Written task:
Copy the records below verbatim, omitting the pictures.

Given records:

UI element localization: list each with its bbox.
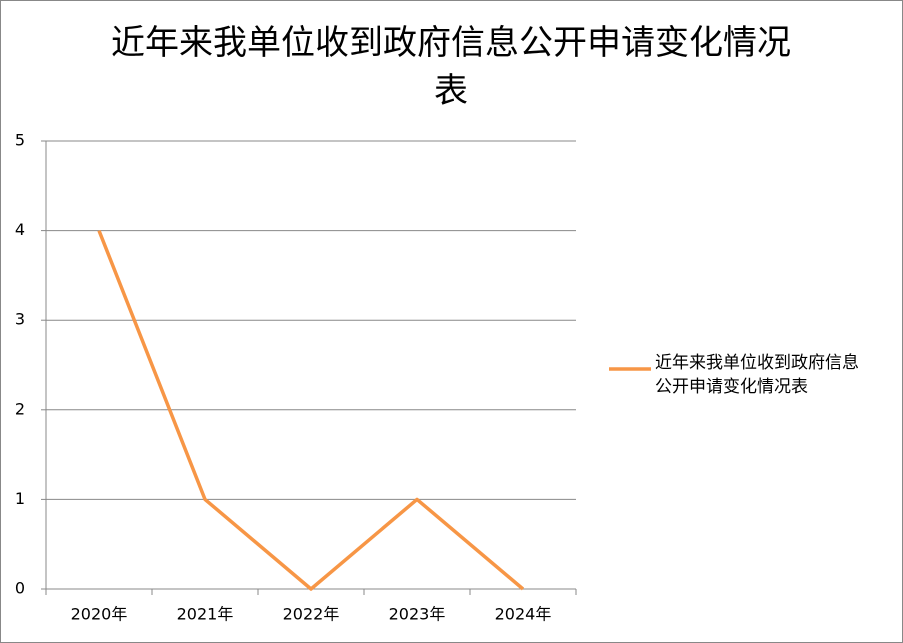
legend-label: 近年来我单位收到政府信息公开申请变化情况表: [655, 353, 859, 397]
x-tick-label: 2021年: [177, 605, 234, 624]
series-line: [97, 229, 525, 591]
x-tick-label: 2020年: [71, 605, 128, 624]
y-tick-label: 3: [15, 310, 25, 329]
y-tick-label: 2: [15, 399, 25, 418]
y-tick-label: 1: [15, 489, 25, 508]
x-tick-label: 2022年: [283, 605, 340, 624]
y-tick-label: 4: [15, 220, 25, 239]
chart-title: 近年来我单位收到政府信息公开申请变化情况表: [111, 23, 791, 111]
y-tick-label: 5: [15, 131, 25, 150]
x-tick-label: 2024年: [495, 605, 552, 624]
x-tick-label: 2023年: [389, 605, 446, 624]
y-tick-label: 0: [15, 579, 25, 598]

Answer for the task:
UI element localization: list each with its bbox.
legend-label: 近年来我单位收到政府信息公开申请变化情况表: [655, 353, 859, 397]
x-tick-label: 2021年: [177, 605, 234, 624]
series-line: [97, 229, 525, 591]
x-tick-label: 2020年: [71, 605, 128, 624]
y-tick-label: 3: [15, 310, 25, 329]
y-tick-label: 2: [15, 399, 25, 418]
y-tick-label: 1: [15, 489, 25, 508]
x-tick-label: 2022年: [283, 605, 340, 624]
y-tick-label: 4: [15, 220, 25, 239]
chart-title: 近年来我单位收到政府信息公开申请变化情况表: [111, 23, 791, 111]
y-tick-label: 5: [15, 131, 25, 150]
x-tick-label: 2024年: [495, 605, 552, 624]
x-tick-label: 2023年: [389, 605, 446, 624]
y-tick-label: 0: [15, 579, 25, 598]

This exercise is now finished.